Identify the lines holding "structured" and copy them.

--- Begin Records shown ---

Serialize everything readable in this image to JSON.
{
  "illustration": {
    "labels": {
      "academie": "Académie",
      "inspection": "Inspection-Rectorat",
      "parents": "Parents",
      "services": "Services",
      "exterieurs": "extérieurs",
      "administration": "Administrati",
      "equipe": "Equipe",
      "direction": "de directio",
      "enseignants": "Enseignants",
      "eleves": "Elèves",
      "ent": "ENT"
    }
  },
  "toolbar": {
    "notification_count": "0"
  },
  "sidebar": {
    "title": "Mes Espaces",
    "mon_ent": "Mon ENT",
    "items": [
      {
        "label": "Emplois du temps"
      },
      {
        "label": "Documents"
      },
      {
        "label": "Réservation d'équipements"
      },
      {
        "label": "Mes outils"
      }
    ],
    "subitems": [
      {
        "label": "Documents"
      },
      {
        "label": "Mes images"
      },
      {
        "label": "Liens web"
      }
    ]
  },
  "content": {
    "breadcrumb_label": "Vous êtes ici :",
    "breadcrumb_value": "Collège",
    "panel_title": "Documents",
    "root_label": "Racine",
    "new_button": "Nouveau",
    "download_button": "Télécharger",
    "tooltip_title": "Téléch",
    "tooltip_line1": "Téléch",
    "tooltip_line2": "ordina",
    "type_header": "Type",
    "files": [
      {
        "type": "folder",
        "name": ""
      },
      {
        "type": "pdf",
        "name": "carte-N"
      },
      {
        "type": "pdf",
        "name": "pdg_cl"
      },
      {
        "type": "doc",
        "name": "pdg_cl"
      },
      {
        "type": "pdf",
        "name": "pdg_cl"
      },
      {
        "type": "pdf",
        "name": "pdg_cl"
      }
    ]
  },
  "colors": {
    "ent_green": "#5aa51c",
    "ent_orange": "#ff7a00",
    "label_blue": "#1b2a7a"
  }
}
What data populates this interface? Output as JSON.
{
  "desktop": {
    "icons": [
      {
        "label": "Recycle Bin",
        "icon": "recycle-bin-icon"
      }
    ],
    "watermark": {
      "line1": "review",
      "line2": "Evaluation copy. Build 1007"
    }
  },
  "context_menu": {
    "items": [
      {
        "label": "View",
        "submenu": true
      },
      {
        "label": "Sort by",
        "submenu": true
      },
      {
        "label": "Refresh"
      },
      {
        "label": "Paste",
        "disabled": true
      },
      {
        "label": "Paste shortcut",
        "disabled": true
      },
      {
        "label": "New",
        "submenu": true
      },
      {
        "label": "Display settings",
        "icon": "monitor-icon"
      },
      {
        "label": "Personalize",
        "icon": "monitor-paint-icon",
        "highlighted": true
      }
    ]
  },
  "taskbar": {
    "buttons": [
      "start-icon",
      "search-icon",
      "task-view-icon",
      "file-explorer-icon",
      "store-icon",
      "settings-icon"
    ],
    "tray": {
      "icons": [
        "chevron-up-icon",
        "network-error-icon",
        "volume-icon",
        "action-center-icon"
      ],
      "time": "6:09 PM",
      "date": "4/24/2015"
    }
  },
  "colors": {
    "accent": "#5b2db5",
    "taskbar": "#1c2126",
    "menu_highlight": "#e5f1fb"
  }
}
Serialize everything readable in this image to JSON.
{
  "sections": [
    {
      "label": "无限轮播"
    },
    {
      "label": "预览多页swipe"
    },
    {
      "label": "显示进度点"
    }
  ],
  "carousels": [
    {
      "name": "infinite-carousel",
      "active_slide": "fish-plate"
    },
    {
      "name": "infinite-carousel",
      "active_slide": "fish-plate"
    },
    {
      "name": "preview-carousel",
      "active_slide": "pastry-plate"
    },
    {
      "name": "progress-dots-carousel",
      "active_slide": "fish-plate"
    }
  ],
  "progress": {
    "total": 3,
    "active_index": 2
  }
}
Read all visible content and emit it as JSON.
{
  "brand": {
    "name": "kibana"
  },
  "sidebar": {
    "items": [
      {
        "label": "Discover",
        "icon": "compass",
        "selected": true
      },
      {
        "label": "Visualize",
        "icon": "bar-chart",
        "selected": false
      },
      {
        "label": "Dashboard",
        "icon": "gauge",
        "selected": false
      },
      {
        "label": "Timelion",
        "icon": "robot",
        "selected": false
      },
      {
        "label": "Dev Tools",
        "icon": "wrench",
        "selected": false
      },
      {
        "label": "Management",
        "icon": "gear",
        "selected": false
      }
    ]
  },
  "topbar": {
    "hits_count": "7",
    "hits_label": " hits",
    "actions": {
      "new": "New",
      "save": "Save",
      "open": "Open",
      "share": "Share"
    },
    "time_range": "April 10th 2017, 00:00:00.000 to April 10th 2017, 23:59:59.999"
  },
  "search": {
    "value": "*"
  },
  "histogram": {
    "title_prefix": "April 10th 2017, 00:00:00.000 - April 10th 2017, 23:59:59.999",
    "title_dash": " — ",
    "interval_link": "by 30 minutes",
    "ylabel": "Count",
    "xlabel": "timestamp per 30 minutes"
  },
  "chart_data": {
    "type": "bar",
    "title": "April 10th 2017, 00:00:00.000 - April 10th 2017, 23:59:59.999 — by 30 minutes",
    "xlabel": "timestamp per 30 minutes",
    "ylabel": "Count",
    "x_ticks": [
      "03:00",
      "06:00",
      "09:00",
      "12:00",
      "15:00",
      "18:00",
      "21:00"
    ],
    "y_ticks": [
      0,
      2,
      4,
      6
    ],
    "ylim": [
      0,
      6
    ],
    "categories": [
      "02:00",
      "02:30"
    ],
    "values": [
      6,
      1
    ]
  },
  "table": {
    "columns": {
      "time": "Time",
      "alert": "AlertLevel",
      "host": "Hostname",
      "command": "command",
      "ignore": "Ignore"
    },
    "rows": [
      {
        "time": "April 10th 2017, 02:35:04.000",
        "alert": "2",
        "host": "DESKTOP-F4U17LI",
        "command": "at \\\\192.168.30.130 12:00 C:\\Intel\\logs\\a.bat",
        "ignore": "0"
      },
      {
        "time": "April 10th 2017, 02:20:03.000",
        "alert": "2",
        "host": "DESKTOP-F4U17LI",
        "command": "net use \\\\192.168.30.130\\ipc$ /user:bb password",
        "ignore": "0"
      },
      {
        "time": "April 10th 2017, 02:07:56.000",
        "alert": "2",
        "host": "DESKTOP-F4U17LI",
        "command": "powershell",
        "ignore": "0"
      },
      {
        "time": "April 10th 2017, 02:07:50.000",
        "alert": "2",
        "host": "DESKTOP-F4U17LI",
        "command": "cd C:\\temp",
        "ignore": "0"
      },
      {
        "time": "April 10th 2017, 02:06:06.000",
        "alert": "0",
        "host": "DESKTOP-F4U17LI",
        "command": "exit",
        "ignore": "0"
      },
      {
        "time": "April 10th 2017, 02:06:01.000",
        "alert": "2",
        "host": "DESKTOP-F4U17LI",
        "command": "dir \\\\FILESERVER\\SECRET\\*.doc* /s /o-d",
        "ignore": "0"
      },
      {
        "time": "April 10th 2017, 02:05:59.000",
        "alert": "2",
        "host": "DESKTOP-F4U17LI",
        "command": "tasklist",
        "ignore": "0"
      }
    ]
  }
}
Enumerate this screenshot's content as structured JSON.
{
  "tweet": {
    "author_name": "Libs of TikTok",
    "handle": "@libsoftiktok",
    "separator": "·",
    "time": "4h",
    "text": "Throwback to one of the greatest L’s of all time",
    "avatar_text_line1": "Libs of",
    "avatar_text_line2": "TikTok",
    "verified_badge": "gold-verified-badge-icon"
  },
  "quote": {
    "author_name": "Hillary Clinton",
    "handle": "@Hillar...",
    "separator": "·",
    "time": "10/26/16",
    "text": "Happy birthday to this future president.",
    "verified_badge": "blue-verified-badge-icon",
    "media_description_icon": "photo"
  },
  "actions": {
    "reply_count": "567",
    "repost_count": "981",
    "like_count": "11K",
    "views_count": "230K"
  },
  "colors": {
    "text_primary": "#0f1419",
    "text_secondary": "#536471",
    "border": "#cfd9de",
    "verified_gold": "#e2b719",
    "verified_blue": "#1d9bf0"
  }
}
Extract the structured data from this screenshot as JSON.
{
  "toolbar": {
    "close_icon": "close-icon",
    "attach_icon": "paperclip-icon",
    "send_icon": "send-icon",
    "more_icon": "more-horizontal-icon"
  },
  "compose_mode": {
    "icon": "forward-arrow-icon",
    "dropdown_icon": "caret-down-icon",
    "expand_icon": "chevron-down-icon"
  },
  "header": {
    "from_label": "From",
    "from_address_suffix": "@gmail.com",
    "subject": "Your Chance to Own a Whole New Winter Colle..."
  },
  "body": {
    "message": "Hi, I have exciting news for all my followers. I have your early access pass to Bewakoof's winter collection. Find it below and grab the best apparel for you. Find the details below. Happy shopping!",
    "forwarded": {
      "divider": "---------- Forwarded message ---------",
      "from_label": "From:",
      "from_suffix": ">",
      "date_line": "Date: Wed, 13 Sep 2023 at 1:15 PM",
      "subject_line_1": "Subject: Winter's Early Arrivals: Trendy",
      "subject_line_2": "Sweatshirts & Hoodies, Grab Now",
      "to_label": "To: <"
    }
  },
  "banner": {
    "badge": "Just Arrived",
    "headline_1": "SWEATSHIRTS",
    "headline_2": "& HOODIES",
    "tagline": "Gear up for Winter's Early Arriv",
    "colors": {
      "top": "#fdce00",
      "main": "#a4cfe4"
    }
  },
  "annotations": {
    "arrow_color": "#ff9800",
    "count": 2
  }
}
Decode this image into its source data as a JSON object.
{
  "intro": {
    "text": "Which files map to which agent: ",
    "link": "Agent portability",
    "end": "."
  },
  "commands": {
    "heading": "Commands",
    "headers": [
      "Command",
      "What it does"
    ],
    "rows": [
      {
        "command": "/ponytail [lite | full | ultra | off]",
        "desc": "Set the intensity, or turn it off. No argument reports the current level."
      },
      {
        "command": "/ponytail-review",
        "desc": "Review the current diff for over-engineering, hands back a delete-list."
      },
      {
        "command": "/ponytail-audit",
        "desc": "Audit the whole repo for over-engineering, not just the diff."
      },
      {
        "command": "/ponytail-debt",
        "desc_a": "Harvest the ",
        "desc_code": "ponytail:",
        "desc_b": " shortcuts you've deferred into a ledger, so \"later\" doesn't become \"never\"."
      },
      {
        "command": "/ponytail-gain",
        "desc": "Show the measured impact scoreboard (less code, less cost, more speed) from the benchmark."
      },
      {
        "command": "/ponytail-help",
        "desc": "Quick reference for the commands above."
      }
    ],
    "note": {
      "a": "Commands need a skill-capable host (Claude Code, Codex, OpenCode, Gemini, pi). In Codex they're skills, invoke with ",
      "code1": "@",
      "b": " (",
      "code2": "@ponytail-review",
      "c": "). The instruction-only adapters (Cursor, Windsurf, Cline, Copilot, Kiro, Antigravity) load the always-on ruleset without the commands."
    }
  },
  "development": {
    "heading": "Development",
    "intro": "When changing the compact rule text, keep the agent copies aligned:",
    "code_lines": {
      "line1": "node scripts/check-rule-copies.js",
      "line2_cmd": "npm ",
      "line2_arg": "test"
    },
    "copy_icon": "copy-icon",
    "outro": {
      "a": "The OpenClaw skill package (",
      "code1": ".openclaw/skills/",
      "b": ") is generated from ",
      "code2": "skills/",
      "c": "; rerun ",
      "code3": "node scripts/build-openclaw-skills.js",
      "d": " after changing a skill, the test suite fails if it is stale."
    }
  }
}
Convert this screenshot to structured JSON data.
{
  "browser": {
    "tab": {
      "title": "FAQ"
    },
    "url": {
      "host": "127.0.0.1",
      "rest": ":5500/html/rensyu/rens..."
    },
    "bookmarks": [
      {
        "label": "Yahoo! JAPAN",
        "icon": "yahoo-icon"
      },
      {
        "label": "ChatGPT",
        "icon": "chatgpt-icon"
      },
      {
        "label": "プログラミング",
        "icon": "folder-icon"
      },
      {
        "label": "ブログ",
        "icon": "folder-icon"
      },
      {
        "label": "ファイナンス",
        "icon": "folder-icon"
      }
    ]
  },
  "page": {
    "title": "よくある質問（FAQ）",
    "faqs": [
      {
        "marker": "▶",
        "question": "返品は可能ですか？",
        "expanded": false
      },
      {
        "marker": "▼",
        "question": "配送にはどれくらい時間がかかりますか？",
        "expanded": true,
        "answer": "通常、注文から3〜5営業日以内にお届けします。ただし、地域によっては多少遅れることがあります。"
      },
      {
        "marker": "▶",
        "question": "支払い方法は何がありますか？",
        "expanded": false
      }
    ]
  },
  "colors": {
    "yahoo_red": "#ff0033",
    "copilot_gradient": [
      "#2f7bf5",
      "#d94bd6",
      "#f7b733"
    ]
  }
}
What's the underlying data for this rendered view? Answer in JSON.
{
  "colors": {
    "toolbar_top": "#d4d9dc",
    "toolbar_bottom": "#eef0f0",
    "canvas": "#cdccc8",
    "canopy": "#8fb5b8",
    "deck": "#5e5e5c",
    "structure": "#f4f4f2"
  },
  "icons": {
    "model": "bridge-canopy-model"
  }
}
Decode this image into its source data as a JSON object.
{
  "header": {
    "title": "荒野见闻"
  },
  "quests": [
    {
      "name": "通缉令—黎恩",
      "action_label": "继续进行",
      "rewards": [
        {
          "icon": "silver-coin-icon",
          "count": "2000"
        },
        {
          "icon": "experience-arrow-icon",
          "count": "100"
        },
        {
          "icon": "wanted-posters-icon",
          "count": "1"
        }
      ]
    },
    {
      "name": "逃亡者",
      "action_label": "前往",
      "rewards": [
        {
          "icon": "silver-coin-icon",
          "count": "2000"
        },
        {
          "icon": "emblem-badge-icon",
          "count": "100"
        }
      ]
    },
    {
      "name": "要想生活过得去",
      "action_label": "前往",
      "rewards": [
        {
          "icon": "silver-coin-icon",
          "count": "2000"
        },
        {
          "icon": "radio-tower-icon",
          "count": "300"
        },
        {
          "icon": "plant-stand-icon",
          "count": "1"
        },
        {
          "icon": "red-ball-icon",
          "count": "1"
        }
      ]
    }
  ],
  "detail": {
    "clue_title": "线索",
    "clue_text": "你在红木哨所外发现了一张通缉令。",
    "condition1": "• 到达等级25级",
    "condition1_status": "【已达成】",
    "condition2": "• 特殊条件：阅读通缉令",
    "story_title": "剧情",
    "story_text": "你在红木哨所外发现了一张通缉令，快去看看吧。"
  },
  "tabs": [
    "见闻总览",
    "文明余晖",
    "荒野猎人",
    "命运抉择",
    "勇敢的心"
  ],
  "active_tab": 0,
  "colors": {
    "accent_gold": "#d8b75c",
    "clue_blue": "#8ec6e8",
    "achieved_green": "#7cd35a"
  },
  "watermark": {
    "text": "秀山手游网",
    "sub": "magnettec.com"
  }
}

--- End Records shown ---

→ **Written solution**:
Enumerate this screenshot's content as structured JSON.
Extract the structured data from this screenshot as JSON.
Convert this screenshot to structured JSON data.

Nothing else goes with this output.